● Exercise
In the following material, identify every line holding the string "upper" and return it.

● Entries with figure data
----
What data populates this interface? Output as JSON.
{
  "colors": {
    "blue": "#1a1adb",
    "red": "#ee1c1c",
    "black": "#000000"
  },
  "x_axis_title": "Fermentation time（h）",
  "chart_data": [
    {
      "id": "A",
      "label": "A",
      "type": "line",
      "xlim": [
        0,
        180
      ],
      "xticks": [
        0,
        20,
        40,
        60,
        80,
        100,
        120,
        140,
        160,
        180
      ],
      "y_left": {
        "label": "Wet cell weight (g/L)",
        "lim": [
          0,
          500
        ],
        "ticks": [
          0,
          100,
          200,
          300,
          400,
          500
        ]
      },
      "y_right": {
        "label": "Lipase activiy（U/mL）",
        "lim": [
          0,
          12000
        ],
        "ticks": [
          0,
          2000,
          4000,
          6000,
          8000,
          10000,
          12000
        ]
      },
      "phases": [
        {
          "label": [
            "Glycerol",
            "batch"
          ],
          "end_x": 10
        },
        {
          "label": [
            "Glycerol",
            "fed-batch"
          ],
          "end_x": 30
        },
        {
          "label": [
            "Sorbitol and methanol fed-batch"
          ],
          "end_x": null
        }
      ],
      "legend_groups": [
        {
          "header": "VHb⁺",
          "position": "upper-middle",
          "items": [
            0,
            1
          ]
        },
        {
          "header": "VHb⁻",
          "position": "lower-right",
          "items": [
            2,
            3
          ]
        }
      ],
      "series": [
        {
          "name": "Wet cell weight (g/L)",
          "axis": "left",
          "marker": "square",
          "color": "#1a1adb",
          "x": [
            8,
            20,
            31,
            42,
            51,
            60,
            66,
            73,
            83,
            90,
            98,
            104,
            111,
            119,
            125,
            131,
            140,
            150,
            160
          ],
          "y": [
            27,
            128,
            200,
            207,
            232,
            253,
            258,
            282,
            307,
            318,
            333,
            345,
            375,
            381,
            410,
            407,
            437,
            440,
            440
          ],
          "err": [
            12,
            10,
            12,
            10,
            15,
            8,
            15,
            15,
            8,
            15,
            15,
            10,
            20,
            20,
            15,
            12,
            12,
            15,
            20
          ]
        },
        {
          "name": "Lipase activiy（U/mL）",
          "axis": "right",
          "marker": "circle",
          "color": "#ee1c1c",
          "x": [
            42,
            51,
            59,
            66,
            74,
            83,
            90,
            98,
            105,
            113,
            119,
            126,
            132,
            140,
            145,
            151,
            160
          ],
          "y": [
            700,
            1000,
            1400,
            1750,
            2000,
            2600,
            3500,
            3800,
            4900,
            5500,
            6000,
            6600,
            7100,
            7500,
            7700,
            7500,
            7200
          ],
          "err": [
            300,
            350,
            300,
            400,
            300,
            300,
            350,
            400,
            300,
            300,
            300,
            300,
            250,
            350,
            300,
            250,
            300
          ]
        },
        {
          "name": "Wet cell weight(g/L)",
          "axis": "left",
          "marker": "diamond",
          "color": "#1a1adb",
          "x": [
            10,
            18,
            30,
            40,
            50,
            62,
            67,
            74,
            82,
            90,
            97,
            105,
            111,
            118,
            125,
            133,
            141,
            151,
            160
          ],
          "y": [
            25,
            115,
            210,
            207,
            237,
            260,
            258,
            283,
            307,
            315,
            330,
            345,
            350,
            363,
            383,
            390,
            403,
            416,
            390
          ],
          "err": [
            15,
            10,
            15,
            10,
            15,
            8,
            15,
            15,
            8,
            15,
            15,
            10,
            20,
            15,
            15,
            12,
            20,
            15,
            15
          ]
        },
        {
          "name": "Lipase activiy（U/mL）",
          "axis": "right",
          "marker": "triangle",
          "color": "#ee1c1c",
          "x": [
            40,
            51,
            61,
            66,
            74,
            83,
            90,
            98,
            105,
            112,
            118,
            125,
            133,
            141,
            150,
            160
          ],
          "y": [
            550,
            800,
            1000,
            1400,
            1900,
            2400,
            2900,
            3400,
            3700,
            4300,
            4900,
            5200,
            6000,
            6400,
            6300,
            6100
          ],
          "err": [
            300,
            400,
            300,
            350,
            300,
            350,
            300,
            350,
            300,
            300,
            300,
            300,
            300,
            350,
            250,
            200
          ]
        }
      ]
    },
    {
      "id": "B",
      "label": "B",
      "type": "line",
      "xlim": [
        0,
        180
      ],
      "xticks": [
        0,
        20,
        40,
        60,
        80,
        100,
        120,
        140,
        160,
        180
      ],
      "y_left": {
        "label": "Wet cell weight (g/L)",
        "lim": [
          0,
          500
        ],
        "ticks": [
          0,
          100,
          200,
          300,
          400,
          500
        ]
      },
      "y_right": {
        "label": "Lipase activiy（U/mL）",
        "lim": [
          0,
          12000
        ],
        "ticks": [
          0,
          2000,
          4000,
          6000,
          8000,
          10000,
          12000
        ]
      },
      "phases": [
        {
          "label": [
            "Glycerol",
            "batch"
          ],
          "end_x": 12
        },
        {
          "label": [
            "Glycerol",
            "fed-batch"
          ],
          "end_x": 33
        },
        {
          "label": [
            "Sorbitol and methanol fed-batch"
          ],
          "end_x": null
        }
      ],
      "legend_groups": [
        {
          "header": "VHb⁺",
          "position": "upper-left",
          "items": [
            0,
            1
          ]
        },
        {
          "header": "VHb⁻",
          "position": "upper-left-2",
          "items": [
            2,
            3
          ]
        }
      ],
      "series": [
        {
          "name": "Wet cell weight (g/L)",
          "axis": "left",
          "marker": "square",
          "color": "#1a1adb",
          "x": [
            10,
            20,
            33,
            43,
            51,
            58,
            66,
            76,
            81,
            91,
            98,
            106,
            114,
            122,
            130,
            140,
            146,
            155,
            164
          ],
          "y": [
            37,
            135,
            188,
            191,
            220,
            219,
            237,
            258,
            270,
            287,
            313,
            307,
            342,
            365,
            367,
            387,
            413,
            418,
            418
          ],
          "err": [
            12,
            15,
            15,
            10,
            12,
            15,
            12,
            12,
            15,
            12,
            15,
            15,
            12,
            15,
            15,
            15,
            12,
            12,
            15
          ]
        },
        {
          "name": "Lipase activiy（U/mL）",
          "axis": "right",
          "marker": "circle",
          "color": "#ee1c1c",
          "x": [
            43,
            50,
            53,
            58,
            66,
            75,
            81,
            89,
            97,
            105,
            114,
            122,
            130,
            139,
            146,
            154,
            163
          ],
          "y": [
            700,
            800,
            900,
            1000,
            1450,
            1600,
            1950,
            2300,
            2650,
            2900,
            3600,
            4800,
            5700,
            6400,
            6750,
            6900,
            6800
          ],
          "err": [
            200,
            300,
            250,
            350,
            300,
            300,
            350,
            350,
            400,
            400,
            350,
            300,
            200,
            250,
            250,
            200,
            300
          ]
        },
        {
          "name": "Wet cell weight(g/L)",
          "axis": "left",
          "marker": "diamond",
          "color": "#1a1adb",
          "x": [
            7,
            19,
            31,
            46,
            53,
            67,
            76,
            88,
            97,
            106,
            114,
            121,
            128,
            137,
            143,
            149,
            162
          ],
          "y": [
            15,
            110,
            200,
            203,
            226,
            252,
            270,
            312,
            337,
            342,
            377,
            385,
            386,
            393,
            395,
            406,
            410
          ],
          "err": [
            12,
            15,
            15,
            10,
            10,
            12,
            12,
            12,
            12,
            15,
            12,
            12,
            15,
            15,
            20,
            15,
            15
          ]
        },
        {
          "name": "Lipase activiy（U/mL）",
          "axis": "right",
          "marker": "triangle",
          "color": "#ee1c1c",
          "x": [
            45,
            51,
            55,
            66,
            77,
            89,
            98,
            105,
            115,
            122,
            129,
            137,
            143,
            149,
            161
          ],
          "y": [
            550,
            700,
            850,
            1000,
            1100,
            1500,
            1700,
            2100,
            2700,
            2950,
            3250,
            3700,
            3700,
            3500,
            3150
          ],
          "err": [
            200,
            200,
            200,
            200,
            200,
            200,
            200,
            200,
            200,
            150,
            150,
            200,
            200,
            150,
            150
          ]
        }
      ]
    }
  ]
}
----
● Finished task
          "position": "upper-middle",
          "position": "upper-left",
          "position": "upper-left-2",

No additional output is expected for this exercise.